● Exercise requirements: For the entries that follow, state how many lines include the word "jump", giving the number and nothing else.

● Material to process:
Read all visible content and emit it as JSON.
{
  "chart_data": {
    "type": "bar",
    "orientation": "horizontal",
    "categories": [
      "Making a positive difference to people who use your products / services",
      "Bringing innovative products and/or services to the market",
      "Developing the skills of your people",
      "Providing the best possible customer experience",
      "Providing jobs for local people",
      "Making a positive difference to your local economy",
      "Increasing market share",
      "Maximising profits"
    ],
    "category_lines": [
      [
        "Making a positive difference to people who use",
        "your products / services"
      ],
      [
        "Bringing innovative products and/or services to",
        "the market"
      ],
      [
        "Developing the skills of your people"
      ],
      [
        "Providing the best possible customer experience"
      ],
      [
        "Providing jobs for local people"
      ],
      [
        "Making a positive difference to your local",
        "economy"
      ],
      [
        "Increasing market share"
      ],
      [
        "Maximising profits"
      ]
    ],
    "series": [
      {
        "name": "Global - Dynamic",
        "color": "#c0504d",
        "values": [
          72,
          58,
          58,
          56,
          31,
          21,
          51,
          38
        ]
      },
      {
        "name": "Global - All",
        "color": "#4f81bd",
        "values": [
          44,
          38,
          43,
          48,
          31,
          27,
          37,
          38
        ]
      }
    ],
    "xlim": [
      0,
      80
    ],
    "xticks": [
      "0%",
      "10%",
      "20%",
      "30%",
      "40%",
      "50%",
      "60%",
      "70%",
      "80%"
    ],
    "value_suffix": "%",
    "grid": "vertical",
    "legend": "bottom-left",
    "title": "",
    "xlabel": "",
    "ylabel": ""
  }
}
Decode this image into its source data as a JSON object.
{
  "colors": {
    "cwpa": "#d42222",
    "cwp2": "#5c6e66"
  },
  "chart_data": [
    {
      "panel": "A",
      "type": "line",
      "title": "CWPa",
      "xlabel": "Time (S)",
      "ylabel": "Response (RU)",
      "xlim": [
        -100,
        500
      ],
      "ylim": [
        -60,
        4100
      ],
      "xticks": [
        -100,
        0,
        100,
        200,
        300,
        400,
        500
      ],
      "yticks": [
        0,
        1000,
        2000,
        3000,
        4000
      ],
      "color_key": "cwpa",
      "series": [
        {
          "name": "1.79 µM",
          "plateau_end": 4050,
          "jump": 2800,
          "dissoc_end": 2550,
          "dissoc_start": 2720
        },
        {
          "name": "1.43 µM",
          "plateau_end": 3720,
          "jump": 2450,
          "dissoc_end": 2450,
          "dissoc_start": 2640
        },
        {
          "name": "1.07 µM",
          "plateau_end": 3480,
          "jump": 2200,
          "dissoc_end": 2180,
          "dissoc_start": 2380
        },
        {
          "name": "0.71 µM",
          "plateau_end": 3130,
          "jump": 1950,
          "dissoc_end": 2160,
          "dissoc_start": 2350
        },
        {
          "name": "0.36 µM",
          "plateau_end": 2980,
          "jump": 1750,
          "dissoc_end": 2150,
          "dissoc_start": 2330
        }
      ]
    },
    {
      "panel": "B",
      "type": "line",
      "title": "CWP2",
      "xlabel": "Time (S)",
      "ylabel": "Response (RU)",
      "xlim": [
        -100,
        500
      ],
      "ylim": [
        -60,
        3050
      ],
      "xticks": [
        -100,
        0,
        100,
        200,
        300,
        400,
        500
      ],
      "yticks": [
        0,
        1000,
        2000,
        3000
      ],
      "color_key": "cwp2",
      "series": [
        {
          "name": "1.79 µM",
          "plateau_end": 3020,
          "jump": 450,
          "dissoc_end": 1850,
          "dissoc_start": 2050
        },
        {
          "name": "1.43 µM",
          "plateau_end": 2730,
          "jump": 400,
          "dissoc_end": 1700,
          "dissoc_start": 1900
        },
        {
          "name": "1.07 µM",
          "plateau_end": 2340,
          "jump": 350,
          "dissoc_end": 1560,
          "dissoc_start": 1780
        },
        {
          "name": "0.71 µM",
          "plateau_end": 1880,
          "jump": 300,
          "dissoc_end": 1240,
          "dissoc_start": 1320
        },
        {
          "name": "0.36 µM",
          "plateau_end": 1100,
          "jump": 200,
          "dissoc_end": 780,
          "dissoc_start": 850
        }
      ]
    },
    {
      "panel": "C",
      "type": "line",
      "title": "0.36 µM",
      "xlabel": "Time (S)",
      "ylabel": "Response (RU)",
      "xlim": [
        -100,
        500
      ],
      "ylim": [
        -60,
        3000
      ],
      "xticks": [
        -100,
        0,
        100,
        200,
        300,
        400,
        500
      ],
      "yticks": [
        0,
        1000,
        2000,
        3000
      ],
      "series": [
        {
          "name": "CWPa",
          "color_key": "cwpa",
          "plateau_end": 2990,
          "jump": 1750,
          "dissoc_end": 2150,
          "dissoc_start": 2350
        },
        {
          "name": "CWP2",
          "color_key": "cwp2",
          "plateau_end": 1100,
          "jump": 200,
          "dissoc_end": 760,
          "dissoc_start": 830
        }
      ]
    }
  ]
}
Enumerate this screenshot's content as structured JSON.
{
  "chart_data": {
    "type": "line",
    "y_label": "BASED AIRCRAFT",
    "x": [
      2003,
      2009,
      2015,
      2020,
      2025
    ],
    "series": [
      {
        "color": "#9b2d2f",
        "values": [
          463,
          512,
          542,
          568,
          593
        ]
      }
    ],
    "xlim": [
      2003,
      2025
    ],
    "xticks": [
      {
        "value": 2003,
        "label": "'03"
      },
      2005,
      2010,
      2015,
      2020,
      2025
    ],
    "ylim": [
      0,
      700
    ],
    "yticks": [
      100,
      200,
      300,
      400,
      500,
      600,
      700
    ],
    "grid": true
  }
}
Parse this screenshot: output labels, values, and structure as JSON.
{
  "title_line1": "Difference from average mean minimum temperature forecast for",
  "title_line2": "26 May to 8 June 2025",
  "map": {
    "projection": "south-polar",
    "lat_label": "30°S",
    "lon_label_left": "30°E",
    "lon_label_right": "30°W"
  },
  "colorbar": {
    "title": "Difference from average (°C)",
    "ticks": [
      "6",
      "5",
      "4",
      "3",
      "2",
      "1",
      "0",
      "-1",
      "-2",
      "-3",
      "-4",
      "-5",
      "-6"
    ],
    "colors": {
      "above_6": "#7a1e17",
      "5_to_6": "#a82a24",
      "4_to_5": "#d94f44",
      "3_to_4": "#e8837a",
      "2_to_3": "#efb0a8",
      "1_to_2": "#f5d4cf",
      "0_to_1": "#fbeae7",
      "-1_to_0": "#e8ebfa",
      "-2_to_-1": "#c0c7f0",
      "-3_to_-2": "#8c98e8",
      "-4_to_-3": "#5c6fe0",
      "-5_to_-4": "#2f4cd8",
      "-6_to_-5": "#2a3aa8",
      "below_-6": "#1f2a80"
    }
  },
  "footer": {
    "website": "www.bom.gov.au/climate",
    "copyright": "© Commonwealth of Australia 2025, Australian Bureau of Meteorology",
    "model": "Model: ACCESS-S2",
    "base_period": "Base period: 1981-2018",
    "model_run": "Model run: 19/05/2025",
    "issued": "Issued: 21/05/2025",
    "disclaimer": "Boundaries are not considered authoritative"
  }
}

● Correct result: 12